Dataset records:
Start
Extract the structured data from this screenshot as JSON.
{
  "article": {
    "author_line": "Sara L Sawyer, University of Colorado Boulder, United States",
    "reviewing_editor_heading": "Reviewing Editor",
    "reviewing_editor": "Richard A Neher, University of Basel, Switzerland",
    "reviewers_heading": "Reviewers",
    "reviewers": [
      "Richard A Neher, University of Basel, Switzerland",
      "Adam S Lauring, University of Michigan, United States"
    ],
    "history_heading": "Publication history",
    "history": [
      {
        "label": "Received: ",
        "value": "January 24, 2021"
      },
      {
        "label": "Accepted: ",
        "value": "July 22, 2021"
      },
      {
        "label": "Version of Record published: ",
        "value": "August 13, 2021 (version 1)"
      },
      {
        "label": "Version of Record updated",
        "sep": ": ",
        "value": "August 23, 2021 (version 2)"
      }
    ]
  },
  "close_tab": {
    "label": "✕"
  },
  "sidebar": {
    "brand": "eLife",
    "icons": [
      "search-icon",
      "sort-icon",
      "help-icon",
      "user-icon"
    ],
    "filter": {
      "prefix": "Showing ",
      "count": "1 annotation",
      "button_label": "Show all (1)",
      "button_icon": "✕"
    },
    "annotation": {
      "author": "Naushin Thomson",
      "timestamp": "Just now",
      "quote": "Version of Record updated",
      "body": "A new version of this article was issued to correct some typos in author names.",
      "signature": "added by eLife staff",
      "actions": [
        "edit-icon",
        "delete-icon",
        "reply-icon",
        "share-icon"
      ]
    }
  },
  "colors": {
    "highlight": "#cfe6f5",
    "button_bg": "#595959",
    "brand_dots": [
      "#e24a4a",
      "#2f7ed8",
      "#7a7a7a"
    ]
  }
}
End
• Exercise aim: Count the lines in the records above that contain the word "University", and reply with only that number.

• Output of the task: 4